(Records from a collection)

···

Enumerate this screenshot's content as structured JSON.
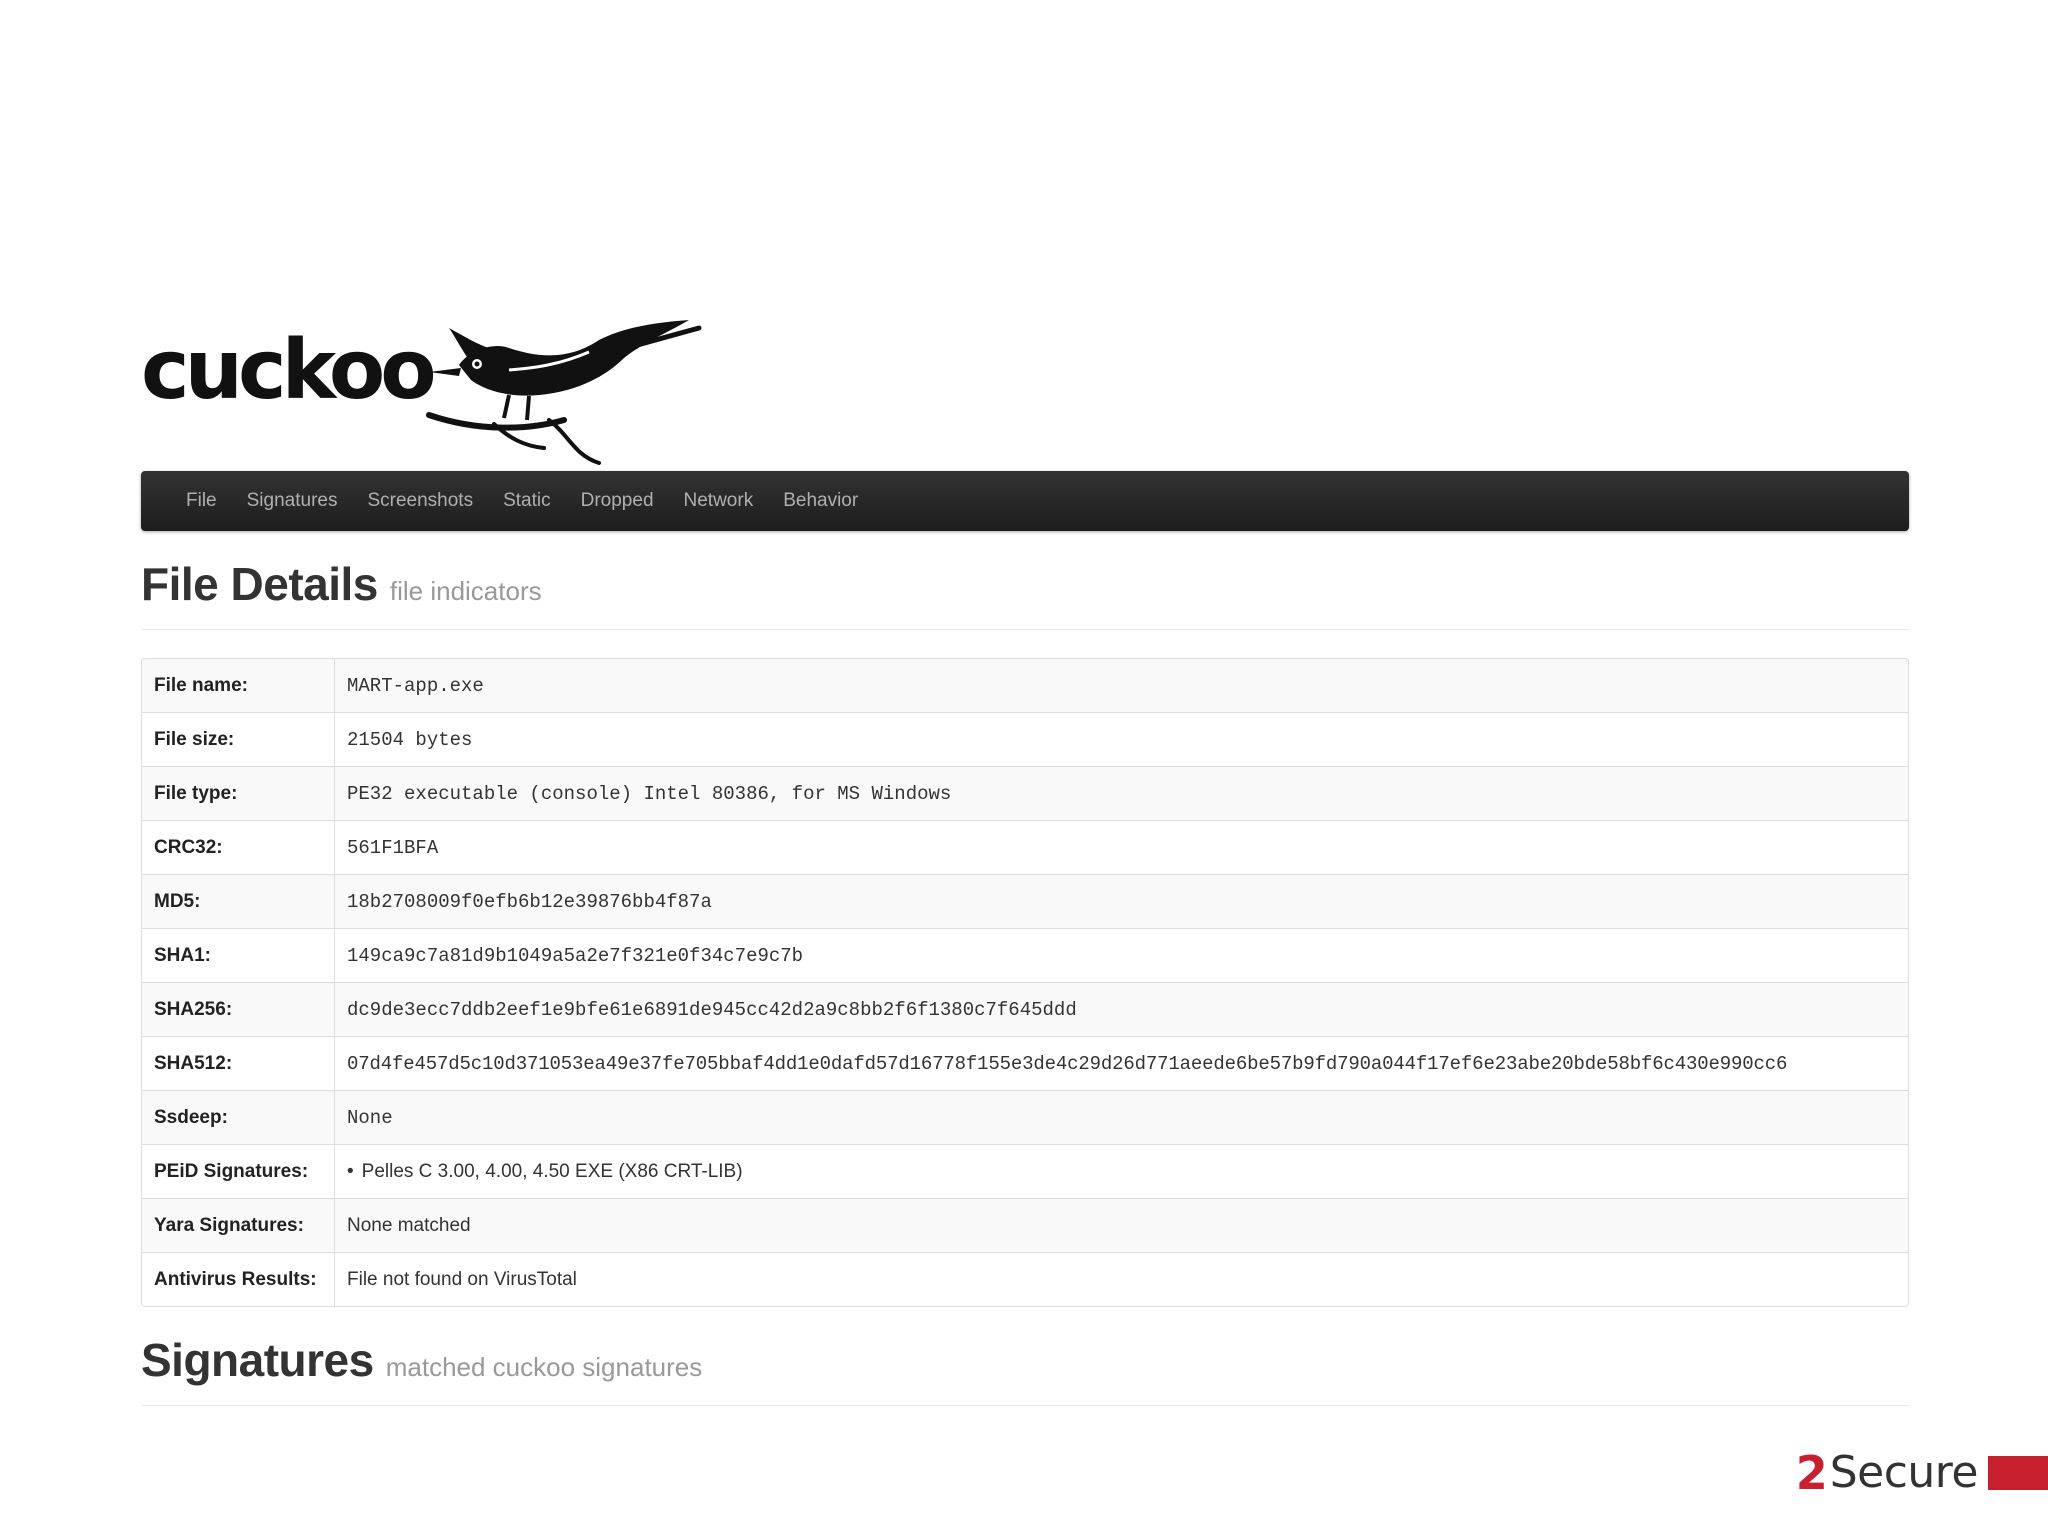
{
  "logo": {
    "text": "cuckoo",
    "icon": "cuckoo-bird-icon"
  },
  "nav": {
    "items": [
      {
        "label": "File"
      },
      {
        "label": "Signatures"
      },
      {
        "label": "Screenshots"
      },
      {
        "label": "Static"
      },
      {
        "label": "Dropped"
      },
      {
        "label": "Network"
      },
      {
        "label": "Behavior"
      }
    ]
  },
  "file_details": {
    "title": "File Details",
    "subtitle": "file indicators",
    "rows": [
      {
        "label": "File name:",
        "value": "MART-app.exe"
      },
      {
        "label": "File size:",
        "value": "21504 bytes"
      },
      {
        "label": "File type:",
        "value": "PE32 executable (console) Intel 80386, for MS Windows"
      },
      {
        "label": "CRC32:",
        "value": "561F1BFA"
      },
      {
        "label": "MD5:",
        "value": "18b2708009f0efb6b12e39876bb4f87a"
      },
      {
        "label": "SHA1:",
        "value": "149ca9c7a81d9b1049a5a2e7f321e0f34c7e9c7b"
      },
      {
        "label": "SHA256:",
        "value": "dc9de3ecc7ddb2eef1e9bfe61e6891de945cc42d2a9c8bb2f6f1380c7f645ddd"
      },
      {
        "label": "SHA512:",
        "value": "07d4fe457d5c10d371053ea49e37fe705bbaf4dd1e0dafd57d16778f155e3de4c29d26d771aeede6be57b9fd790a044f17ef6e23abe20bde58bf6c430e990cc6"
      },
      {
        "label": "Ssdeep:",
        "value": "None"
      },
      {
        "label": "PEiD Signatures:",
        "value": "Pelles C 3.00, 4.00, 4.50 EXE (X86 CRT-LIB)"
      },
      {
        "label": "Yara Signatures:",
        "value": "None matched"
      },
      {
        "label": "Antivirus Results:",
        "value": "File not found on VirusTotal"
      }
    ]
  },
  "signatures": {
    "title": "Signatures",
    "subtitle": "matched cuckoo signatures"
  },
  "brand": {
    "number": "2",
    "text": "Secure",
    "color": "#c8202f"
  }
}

···

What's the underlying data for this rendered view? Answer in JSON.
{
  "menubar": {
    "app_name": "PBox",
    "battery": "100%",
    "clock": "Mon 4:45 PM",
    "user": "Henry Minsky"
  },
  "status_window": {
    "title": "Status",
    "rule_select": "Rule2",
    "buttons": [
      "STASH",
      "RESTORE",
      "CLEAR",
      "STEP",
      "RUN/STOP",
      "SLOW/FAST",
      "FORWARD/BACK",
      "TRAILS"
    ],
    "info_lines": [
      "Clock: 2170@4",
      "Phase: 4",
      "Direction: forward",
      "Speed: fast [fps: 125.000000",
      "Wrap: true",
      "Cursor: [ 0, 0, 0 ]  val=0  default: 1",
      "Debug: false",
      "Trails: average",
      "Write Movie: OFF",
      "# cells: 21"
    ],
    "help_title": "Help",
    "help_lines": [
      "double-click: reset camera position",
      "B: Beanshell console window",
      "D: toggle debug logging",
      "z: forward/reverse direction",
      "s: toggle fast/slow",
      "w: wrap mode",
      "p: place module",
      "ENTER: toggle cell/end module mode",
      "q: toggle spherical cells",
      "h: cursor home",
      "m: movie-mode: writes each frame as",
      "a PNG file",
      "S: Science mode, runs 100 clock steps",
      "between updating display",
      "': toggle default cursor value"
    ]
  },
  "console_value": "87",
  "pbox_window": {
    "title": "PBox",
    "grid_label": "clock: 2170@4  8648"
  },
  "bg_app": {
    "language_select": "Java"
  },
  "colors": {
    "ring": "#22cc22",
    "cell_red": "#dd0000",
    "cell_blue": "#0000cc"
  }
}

···

ASSIGNMENT: Tally the lines in the records that hold the word "cuckoo". Give only the total.

OUTPUT FOR THIS EXERCISE: 3